EXTRACTED DATA:
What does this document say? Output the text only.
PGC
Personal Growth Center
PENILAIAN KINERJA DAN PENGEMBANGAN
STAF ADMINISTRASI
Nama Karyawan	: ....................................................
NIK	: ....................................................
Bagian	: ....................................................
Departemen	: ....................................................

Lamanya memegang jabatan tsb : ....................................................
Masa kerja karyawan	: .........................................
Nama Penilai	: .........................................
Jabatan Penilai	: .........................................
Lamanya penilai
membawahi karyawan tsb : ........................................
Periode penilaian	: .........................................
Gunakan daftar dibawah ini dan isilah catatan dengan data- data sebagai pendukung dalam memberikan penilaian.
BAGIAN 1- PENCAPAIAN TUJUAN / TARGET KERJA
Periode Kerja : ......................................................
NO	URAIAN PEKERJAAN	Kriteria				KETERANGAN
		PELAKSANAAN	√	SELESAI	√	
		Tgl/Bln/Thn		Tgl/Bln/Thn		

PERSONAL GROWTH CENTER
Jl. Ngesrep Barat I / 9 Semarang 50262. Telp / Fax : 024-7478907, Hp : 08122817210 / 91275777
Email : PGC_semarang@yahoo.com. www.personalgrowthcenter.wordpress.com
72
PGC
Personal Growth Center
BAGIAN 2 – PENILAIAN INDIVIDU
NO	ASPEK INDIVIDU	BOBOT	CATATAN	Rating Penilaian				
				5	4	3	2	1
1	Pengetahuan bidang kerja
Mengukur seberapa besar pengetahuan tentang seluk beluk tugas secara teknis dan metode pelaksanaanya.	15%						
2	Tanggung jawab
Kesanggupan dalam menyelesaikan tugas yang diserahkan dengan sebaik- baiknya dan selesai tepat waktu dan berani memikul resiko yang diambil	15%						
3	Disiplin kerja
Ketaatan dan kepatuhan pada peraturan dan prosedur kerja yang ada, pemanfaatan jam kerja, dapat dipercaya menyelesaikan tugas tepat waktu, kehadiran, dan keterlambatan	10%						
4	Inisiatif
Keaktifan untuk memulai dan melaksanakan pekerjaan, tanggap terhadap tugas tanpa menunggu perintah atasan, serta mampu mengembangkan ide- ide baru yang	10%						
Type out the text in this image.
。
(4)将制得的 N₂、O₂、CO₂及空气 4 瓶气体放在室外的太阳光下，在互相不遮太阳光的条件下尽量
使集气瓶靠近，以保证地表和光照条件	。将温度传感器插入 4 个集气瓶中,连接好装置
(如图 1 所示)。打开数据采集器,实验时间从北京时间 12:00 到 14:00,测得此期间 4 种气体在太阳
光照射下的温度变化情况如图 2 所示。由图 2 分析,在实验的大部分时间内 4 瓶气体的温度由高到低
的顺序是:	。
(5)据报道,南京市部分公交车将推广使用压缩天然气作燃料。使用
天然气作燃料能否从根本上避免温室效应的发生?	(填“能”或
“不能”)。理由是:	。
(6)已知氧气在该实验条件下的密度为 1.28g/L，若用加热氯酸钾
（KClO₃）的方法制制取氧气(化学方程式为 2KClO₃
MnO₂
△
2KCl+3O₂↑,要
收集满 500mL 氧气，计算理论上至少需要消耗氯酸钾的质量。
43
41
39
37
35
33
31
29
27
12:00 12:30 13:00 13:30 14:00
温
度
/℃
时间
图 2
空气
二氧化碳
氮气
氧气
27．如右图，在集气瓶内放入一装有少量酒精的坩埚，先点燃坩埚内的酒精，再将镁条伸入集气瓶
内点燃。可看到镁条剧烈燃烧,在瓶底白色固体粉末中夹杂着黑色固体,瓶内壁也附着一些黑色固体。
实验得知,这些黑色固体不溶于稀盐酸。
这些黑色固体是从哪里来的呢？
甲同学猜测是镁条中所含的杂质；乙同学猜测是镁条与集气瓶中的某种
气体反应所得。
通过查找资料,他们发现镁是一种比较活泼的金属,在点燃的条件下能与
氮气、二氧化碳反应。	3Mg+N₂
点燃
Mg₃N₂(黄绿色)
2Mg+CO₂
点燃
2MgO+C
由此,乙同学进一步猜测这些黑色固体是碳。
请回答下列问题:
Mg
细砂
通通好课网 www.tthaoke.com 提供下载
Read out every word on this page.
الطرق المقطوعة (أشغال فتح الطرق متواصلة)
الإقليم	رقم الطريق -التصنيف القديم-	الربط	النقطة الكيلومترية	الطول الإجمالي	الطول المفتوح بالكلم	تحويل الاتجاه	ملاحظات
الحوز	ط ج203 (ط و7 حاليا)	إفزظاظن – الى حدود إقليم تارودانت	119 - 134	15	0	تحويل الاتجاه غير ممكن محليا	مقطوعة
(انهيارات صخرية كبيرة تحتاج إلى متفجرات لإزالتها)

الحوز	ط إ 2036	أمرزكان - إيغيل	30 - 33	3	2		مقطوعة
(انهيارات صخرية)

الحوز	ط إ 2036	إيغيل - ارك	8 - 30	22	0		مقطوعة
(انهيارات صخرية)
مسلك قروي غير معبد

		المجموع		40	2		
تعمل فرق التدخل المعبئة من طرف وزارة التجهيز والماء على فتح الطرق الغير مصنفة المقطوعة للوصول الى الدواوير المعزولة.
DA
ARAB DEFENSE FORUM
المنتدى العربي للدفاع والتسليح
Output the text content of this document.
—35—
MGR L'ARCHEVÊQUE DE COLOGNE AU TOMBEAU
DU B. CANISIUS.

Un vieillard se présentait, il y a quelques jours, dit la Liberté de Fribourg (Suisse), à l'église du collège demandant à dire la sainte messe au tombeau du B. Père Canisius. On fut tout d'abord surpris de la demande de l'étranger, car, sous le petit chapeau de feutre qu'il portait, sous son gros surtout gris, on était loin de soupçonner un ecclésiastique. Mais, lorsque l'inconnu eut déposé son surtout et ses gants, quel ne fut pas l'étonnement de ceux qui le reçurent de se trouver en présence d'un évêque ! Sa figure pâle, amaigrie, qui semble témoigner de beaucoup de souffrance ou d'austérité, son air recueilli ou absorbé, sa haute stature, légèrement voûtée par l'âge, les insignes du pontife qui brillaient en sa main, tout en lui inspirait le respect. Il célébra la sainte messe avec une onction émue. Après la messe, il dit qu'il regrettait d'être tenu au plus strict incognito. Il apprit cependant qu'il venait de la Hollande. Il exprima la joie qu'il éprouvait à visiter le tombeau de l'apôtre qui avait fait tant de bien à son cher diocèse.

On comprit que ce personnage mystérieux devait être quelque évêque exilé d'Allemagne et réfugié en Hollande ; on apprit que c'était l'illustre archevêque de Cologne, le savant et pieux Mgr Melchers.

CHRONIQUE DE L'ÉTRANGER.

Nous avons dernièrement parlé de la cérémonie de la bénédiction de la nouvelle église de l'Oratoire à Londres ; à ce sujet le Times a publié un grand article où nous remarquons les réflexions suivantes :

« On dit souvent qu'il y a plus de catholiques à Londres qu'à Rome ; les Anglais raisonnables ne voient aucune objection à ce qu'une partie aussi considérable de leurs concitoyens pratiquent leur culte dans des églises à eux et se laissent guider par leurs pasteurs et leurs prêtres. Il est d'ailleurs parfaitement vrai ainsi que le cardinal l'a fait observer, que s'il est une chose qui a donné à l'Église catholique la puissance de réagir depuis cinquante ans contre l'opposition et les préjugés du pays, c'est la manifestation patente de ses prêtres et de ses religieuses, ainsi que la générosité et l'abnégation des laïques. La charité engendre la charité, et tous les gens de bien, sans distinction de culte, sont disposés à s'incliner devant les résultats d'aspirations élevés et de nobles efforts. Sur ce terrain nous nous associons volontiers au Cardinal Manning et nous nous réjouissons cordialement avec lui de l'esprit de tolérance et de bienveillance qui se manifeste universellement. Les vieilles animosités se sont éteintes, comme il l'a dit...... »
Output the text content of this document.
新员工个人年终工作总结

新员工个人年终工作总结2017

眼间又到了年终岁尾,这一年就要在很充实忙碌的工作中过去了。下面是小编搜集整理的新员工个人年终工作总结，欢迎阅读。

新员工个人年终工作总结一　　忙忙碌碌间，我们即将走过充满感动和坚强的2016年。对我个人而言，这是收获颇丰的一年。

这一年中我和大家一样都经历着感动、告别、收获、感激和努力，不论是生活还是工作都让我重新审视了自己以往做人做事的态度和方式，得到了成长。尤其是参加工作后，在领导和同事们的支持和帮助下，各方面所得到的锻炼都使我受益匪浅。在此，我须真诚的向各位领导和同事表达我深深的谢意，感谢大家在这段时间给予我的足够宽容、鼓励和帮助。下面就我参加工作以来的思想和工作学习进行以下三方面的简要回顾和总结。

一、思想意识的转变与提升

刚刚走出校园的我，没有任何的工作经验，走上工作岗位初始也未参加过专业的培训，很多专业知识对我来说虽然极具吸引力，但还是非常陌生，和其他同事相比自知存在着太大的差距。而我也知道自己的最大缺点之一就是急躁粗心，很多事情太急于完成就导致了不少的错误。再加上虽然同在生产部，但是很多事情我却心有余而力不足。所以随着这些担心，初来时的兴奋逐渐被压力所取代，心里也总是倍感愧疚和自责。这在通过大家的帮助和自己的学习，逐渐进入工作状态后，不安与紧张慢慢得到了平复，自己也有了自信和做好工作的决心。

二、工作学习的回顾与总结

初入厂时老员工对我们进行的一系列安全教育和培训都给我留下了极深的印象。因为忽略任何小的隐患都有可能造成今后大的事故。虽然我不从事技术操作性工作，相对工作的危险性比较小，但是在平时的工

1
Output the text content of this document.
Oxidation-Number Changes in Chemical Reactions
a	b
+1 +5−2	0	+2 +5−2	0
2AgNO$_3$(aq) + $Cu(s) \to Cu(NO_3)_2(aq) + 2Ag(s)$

AIM: Read the data above and pull out each line that holds the string "waktu".

FINISHED ANSWER:
Kesanggupan dalam menyelesaikan tugas yang diserahkan dengan sebaik- baiknya dan selesai tepat waktu dan berani memikul resiko yang diambil	15%						
Ketaatan dan kepatuhan pada peraturan dan prosedur kerja yang ada, pemanfaatan jam kerja, dapat dipercaya menyelesaikan tugas tepat waktu, kehadiran, dan keterlambatan	10%						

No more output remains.